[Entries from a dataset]
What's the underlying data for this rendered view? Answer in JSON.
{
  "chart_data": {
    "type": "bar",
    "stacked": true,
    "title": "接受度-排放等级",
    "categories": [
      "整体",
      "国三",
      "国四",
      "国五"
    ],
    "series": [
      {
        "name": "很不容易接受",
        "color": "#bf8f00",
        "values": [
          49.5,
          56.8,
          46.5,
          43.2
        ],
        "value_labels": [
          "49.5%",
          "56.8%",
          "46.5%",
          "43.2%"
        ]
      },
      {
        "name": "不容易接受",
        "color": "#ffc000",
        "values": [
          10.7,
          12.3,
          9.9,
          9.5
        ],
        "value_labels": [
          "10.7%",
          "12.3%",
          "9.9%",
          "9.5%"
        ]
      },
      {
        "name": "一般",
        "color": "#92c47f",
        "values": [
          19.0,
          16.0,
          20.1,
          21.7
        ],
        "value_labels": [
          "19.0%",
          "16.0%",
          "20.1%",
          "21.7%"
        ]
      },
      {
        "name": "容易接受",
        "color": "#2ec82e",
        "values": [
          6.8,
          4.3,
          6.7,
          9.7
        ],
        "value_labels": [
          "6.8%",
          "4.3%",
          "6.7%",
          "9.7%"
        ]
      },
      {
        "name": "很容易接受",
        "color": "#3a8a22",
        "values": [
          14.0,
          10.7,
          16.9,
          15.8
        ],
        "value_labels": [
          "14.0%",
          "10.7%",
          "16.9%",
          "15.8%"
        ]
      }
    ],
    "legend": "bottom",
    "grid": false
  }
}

* * *

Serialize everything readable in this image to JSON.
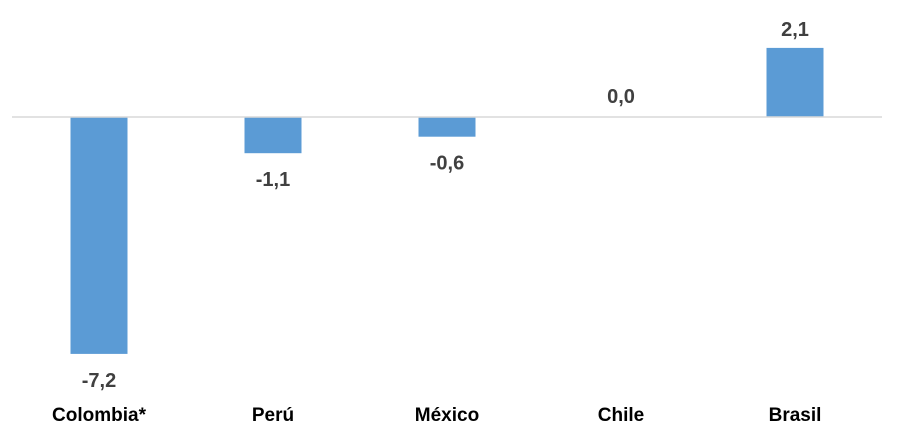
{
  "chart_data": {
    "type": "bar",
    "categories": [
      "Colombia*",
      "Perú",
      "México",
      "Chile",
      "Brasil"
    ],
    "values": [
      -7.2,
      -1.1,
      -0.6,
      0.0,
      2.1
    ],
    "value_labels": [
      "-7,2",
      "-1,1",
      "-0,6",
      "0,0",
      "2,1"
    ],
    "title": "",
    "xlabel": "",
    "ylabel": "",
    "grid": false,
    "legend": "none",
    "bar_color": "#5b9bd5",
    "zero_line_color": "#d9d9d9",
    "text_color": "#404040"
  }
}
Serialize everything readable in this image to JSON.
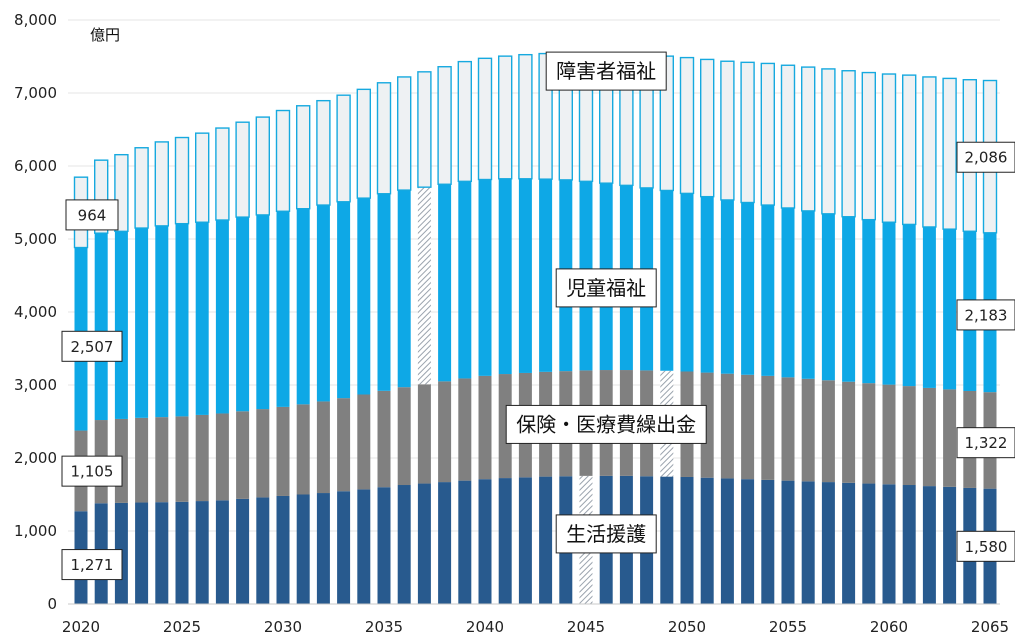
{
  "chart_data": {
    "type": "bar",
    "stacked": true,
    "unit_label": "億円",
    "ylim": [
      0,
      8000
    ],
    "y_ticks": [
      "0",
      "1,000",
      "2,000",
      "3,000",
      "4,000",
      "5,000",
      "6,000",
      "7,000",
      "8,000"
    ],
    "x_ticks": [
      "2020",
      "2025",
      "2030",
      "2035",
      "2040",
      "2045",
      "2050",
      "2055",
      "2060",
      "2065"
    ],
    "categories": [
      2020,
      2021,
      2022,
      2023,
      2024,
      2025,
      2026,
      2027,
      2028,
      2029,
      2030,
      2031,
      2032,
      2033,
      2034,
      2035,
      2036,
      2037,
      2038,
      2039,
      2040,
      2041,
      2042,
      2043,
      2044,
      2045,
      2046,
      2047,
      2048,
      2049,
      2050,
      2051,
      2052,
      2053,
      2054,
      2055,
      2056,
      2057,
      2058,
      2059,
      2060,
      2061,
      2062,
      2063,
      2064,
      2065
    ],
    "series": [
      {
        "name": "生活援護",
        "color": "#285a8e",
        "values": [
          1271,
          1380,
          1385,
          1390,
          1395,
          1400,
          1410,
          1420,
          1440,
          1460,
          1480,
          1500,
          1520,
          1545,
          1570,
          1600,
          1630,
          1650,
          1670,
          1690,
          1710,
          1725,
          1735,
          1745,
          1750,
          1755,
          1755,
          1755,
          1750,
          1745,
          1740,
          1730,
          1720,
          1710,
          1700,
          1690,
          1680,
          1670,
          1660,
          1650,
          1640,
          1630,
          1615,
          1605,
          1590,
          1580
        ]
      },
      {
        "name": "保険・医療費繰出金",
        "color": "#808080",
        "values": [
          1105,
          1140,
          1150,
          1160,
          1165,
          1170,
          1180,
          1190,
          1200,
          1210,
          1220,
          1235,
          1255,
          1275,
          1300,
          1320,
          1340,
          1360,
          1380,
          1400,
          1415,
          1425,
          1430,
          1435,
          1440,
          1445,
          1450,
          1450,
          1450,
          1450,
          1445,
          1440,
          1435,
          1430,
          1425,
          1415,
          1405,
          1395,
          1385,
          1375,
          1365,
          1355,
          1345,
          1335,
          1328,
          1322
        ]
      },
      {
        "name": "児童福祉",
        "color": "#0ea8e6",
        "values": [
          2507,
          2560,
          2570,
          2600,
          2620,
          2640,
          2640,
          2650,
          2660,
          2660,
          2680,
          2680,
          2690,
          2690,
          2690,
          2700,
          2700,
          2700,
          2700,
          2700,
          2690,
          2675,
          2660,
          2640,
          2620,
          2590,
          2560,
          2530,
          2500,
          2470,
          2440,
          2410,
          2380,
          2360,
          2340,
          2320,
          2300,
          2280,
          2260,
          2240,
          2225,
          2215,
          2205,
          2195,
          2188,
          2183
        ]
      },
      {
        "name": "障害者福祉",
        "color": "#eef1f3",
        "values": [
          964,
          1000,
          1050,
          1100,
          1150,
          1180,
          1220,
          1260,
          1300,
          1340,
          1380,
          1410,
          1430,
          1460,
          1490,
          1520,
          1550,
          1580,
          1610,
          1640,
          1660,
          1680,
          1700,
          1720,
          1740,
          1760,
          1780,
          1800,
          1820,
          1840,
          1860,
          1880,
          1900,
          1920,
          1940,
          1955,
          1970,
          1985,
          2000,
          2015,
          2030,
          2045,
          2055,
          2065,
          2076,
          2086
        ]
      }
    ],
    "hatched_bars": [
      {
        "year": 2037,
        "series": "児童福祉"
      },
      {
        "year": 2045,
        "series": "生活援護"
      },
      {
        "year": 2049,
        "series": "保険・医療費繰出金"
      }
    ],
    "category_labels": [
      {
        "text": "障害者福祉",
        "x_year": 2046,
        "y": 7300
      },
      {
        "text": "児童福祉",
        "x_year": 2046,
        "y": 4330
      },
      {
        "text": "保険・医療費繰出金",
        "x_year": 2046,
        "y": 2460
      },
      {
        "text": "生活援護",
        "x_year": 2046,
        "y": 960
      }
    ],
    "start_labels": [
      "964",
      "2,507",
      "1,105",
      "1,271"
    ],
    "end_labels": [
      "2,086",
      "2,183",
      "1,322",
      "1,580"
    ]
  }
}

What this task involves> Search the entries for the string "name" and collect each line that has it.

Finished exercise>
        "name": "很不容易接受",
        "name": "不容易接受",
        "name": "一般",
        "name": "容易接受",
        "name": "很容易接受",
        "name": "生活援護",
        "name": "保険・医療費繰出金",
        "name": "児童福祉",
        "name": "障害者福祉",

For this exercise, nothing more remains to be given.